**Vorgegebener Textauszug**
++++++++++++++++++++

Laut Rohdaten von Statistik Austria wurden im Juli 18.904 Pkw neu zugelassen, was einem Plus von 7,6% im Vergleich zum Vorjahresmonat entspricht und auch die Gesamtjahresbilanz ergibt derzeit einen Zuwachs von 6,7% oder 9.761 Einheiten im Vergleich zum Vorjahreszeitraum. Doch die Ursache für das Zulassungswachstum war wohl nicht die plötzlich gestiegene Nachfrage: Die „Schuld“ am derzeitigen Überangebot dürften wohl „technische“ Neuzulassungen aufgrund der ab 6. Juli in Kraft getretenen EU-Verordnung über zusätzliche verpflichtende Assistenzsysteme tragen.
Nur so lässt sich das Überangebot an jungen Fahrzeugen, die derzeit günstig anboten werden, erklären. Diese Pkw, die das System finanziell belasten, müssen jetzt erst einmal auf die Straße gebracht werden. Eine schwierige Aufgabe, wenn die Kauflust verunsicherter Kundinnen und Kunden schon seit Längerem äußerst gedämpft ist.
Das hat seine Gründe: Wie aus einer aktuellen ORF-Umfrage hervorgeht, dominieren in Österreich laut 84 Prozent der Befragten die Themen Teuerung und Inflation, erst dahinter folgten Gesundheit, Sicherheit und Kriminalität, Migration oder der Klimawandel. Hohe Zinsen machen momentan Finanzierungen für Privat- wie Firmenkunden unattraktiv. Gleichzeitig spiegelt auch die massiv in die Höhe geschnellte Zahl der Unternehmensinsolvenzen nicht nur die derzeit triste Wirtschaftslage wider. Pleiten spülen unvorhergesehen auch Leasingrückläufer ins Autohaus, die den Gebrauchtwagenplatz – zusätzlich und unerwünscht – auch mit hochpreisigen E-Autos – „bereichern“.

++++++++++++++++++++

**Auflistung der Daten**
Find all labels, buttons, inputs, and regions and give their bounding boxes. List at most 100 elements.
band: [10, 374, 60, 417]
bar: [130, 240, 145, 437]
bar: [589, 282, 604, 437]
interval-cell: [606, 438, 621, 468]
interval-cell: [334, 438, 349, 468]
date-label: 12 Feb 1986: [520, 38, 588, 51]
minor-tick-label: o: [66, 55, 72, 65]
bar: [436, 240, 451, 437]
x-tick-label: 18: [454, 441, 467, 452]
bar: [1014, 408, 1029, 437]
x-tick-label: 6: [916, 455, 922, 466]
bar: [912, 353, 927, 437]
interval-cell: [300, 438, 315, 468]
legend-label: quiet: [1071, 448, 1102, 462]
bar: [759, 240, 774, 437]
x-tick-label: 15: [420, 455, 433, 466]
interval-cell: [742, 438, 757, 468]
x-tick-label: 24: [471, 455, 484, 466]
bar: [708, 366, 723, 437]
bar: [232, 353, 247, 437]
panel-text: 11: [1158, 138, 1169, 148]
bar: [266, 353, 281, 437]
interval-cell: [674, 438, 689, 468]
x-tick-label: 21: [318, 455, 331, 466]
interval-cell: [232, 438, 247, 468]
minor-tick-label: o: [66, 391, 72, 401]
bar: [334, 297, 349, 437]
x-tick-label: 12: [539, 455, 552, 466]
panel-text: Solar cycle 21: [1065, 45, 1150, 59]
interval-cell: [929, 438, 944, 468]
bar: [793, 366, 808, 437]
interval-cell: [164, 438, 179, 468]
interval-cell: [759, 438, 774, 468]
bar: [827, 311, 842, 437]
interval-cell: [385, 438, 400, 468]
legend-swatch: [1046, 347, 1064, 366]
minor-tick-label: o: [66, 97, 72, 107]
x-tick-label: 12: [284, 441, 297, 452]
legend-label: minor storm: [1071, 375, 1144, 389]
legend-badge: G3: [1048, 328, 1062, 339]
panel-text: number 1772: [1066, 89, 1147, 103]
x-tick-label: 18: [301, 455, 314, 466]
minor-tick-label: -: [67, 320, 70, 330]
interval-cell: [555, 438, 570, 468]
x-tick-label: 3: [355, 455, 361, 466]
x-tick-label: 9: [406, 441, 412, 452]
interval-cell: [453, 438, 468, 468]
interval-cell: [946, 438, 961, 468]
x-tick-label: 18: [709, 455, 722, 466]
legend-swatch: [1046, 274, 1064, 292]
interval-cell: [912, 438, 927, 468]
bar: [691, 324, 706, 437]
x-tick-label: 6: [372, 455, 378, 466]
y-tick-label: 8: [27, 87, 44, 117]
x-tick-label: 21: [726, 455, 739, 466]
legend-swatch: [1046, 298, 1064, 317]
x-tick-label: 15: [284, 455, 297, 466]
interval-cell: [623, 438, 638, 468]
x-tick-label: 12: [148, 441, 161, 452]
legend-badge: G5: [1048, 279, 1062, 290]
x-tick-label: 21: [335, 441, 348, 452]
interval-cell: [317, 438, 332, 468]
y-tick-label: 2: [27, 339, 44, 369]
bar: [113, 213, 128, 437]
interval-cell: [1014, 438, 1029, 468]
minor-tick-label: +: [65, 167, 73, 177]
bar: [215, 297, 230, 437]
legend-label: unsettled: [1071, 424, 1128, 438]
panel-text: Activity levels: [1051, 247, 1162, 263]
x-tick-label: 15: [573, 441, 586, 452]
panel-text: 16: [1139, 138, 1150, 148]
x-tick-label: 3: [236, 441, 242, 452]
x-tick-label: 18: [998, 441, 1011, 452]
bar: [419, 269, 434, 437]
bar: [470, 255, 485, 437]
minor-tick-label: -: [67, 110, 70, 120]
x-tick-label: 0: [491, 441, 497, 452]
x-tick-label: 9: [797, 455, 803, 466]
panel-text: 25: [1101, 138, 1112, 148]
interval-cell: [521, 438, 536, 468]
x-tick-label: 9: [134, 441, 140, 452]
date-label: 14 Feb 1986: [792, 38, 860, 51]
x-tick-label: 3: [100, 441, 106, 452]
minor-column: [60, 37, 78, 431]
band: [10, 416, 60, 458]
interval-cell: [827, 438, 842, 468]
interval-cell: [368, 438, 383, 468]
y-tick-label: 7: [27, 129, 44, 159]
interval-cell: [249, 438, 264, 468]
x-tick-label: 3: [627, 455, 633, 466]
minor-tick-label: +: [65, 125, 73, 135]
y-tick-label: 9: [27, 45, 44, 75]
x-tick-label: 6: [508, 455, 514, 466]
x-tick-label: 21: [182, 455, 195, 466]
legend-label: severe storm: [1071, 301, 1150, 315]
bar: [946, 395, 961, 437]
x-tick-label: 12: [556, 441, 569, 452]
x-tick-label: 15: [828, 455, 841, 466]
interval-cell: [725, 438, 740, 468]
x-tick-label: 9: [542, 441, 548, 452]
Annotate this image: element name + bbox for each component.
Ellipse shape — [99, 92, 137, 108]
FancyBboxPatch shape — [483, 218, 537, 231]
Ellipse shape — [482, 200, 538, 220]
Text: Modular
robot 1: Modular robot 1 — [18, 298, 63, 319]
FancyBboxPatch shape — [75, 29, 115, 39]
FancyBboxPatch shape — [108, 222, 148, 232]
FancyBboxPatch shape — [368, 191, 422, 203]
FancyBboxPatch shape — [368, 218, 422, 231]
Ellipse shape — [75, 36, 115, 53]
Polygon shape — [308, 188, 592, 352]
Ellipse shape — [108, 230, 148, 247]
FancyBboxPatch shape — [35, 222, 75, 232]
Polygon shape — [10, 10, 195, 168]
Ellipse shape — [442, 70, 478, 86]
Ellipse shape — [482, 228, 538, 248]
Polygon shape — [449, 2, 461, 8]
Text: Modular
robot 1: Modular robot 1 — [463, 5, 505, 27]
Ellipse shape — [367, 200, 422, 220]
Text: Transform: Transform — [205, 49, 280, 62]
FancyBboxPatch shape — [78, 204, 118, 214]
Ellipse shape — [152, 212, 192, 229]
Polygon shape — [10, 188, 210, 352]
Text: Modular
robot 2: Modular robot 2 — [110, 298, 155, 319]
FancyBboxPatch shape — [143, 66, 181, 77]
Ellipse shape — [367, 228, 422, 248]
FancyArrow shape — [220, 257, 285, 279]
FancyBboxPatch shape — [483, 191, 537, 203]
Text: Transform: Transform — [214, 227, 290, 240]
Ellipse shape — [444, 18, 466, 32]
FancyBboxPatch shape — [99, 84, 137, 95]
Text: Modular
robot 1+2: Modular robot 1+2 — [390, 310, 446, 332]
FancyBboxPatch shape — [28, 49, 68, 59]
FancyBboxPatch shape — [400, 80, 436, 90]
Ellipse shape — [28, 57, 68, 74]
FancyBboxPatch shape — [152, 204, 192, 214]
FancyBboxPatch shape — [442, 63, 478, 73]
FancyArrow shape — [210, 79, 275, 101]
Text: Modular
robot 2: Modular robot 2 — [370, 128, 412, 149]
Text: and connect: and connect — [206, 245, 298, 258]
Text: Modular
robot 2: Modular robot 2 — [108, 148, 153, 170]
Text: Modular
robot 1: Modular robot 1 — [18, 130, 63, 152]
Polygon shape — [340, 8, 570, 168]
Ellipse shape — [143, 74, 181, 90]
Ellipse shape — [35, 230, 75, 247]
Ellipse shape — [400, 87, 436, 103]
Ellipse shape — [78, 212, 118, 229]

++++++++++++++++++++

**Zu erledigende Aufgabe**
Setzen Sie den Text über die Pkw-Neuzulassungen in Österreich nach seinem letzten Satz fort.

**Ergebnis der Übung**
So verstopft das derzeitige Fahrzeug-Überangebot vorprogrammiert auch die „Pipeline“ für Neuwagen: Die Summe der Mengen übersteigt schlicht den Kundenbedarf; solch ein Volumen wird trotz attraktiver Preise nur zögerlich abfließen.
Das 2. Halbjahr dürfte also vermutlich ein schwieriges werden: Hersteller könnten, zumal wenn bereits bestellte Fahrzeuge, die immer teurer werden, wegen schwacher Nachfrage bis dahin nicht wie geplant abfließen, zu Jahreswechsel zum altbewährten „Marketinginstrument“ der Kurzzulassung greifen und damit den (Absatz-)Druck auf den Fahrzeughandel wieder erhöhen, bevor neue politische „Impulse“ nach der Wahl greifen.
Euphorie scheint angesichts der bis dato erzielten Ergebnisse nicht angebracht. In naher Zukunft angesagt sind wohl eher gründliches Abwägen zusätzlicher Bestellungen, präzise Kostenkalkulation und kühles Rechnen.